--- Supplied data ---
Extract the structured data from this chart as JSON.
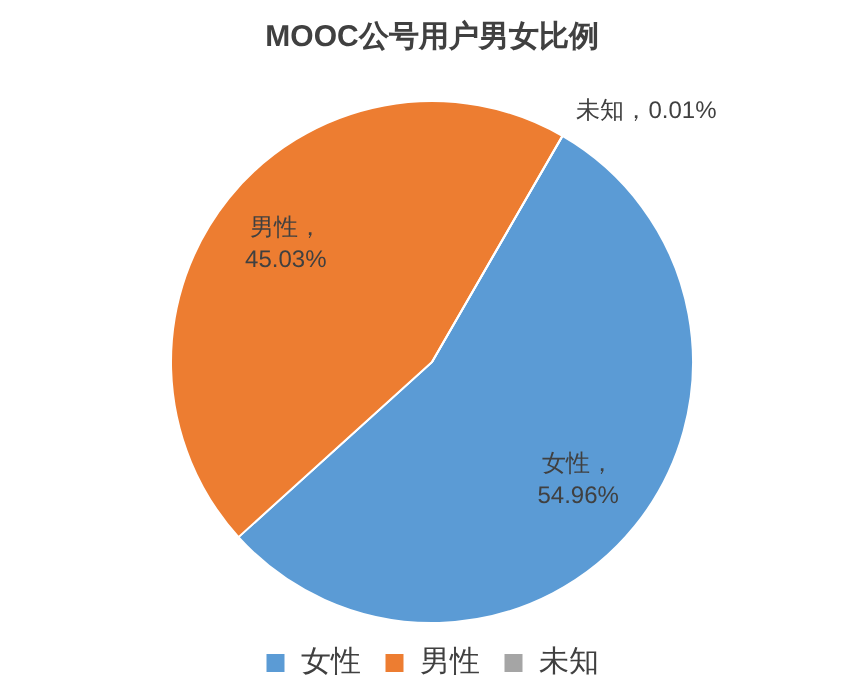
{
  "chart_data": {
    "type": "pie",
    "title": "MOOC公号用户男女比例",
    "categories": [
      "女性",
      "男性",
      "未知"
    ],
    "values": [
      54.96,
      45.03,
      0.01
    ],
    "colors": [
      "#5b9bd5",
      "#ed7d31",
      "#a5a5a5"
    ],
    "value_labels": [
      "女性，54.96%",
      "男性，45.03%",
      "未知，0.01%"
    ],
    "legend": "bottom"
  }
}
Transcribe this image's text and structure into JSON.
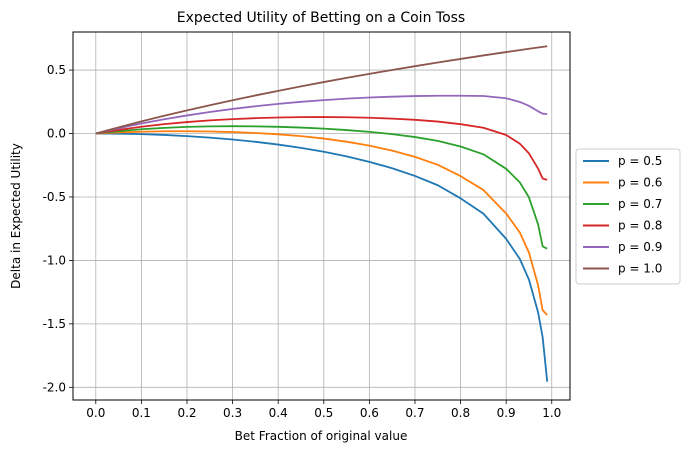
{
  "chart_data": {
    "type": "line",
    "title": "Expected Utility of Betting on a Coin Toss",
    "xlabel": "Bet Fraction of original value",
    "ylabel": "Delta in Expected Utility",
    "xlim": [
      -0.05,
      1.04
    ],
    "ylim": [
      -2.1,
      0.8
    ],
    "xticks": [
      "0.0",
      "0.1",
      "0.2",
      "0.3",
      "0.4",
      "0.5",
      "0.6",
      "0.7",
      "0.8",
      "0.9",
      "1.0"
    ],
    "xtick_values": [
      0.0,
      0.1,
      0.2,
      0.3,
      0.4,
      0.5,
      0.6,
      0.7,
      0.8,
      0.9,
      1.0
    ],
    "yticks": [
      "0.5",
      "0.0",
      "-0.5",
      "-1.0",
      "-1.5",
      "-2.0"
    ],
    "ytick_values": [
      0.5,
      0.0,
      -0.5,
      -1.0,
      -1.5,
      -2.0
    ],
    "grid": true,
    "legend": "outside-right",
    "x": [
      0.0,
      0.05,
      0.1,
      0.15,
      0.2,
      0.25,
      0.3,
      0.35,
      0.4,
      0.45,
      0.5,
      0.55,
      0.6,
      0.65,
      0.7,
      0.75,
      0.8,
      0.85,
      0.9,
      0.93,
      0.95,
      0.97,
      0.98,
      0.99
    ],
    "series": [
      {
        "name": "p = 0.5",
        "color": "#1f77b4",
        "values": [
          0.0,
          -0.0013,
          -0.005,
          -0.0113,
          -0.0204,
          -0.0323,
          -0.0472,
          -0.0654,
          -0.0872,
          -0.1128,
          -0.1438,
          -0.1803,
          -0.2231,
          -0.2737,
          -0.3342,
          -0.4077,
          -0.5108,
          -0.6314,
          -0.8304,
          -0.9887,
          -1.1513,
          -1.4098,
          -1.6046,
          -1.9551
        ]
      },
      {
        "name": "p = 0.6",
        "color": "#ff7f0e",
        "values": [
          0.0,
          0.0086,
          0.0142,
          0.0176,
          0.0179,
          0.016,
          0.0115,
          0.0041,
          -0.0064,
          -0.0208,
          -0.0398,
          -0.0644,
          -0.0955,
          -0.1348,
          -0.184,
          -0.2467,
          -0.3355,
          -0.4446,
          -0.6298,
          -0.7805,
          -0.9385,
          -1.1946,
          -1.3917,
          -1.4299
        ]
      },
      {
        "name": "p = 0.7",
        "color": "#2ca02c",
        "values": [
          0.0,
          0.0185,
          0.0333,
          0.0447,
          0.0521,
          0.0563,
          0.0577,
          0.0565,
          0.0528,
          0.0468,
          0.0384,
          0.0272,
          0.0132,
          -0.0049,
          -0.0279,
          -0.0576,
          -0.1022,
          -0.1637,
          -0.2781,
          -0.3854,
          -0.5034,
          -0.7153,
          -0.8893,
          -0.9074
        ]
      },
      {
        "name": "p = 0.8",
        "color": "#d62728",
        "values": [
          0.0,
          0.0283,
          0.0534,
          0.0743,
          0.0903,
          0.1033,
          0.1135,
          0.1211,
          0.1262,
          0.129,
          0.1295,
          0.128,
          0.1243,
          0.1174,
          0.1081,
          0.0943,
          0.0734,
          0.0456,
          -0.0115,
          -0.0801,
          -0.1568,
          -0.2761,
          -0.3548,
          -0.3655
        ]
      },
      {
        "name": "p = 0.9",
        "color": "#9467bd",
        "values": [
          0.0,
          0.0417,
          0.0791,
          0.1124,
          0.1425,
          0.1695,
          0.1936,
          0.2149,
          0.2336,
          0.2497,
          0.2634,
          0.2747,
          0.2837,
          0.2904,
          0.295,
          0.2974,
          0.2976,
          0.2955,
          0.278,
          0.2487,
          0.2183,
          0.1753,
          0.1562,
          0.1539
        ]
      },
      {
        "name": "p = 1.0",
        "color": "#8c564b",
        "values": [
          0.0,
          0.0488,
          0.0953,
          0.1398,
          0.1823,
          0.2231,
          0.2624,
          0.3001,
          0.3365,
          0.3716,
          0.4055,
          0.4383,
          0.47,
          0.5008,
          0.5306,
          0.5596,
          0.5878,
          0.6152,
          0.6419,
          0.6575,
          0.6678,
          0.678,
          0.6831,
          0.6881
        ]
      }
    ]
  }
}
---
Stated task — Copy down every line of the material above that includes the string "legend".

Reply —
    "legend": "bottom"
    "legend": "outside-right",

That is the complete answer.